**PROVIDED RECORDS**
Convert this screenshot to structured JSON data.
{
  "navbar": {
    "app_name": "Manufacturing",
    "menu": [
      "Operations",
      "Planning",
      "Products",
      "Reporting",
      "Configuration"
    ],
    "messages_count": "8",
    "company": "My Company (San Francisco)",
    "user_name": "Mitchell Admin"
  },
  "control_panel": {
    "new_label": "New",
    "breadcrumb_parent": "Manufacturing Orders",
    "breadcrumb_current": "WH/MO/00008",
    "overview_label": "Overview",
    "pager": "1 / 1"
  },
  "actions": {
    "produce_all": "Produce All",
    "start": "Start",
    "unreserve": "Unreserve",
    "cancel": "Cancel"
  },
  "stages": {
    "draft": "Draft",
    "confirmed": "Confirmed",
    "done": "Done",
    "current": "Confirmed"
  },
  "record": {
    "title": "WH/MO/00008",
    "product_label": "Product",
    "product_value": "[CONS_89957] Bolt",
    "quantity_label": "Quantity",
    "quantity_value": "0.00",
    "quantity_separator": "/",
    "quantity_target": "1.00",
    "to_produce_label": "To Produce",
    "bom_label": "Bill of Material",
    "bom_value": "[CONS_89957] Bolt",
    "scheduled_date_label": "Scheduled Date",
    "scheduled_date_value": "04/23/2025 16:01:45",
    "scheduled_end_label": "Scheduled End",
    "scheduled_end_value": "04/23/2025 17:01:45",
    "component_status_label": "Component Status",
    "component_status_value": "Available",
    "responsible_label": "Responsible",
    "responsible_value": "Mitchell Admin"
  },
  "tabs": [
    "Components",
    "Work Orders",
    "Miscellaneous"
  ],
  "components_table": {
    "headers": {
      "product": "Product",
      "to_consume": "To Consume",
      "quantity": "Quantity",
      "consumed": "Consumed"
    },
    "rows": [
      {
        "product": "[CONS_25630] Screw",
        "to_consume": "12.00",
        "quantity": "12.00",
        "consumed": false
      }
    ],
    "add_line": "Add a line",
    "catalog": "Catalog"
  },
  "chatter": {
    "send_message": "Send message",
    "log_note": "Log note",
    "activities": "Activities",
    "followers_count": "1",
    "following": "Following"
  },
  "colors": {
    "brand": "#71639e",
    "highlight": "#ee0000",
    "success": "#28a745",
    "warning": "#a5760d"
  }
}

---

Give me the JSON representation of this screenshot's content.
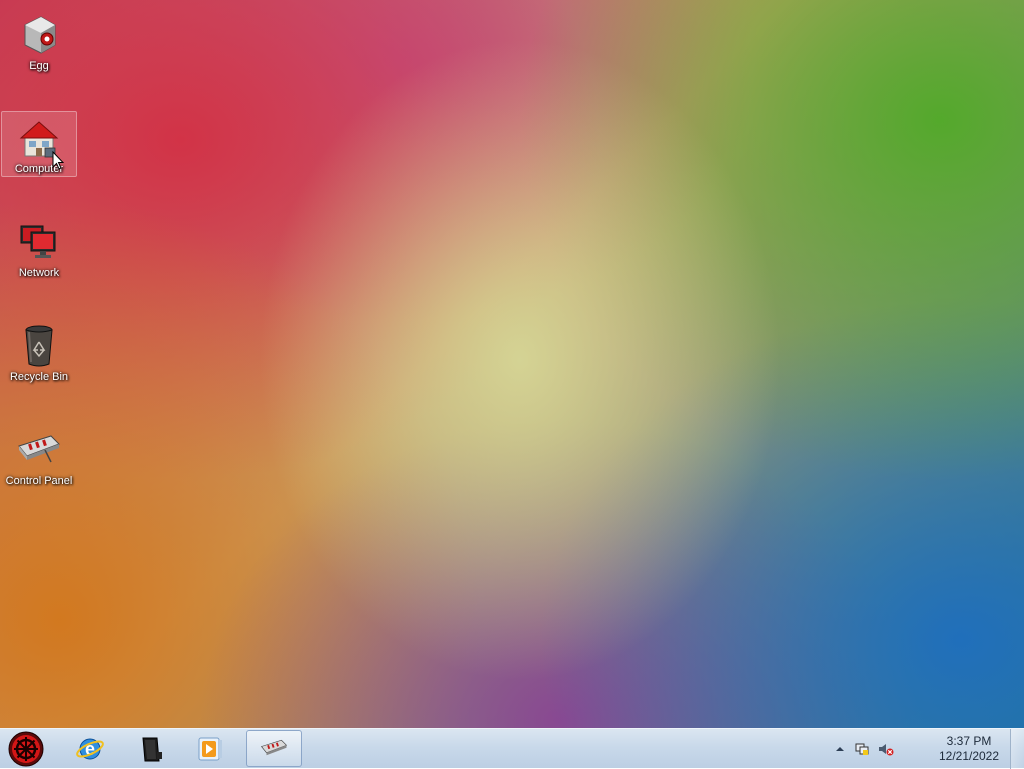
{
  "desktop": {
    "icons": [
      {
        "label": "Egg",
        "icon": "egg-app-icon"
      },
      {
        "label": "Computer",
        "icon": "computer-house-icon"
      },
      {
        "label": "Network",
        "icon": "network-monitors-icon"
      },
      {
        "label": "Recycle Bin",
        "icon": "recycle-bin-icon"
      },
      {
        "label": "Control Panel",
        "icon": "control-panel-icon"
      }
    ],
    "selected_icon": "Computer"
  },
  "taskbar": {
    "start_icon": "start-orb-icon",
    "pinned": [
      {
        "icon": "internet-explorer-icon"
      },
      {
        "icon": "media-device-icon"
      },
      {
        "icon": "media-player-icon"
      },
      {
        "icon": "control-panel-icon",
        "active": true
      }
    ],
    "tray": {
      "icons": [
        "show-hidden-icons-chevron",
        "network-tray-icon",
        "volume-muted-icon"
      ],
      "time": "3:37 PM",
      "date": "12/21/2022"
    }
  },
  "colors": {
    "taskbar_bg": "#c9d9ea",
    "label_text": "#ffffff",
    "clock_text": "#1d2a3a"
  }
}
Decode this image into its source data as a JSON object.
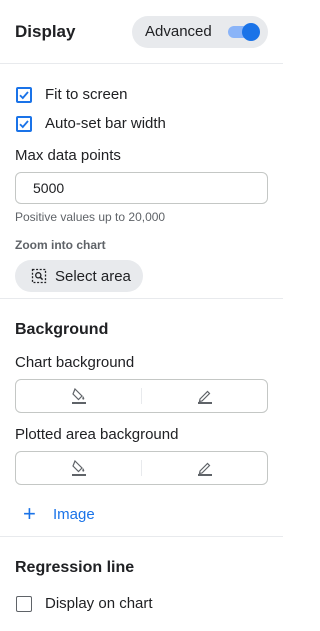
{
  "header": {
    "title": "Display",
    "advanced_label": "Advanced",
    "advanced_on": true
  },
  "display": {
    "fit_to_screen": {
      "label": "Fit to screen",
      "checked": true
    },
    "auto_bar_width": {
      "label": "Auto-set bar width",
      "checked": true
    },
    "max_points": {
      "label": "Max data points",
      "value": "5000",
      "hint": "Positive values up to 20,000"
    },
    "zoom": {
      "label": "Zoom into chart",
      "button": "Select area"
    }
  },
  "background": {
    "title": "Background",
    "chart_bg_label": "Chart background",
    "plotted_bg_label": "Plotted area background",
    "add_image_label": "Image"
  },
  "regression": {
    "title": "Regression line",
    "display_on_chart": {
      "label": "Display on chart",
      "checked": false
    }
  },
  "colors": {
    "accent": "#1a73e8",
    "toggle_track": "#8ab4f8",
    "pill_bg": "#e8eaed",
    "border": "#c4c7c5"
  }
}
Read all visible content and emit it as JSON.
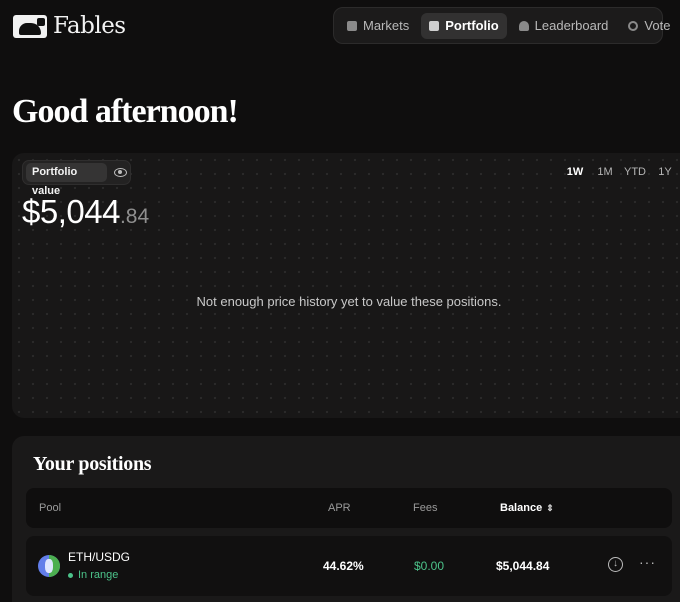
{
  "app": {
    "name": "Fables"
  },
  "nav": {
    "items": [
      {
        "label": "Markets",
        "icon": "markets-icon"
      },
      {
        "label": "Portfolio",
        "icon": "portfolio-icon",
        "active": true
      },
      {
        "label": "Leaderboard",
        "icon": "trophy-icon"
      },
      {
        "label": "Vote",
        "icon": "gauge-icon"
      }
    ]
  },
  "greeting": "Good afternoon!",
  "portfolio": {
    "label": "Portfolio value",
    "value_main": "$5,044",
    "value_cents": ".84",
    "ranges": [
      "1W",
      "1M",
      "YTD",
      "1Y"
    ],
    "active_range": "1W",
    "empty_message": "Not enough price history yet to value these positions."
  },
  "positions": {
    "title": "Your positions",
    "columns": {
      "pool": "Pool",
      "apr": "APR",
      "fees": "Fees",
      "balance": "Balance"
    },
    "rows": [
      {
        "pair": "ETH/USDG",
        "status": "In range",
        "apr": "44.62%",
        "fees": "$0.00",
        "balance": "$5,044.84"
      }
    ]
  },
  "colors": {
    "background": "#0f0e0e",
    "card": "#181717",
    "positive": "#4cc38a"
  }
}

**GIVEN TASK**
Lines that hold "Mitchell" are the ones to copy; find all of them.

**RESULT FOR THIS EXERCISE**
    "user_name": "Mitchell Admin"
    "responsible_value": "Mitchell Admin"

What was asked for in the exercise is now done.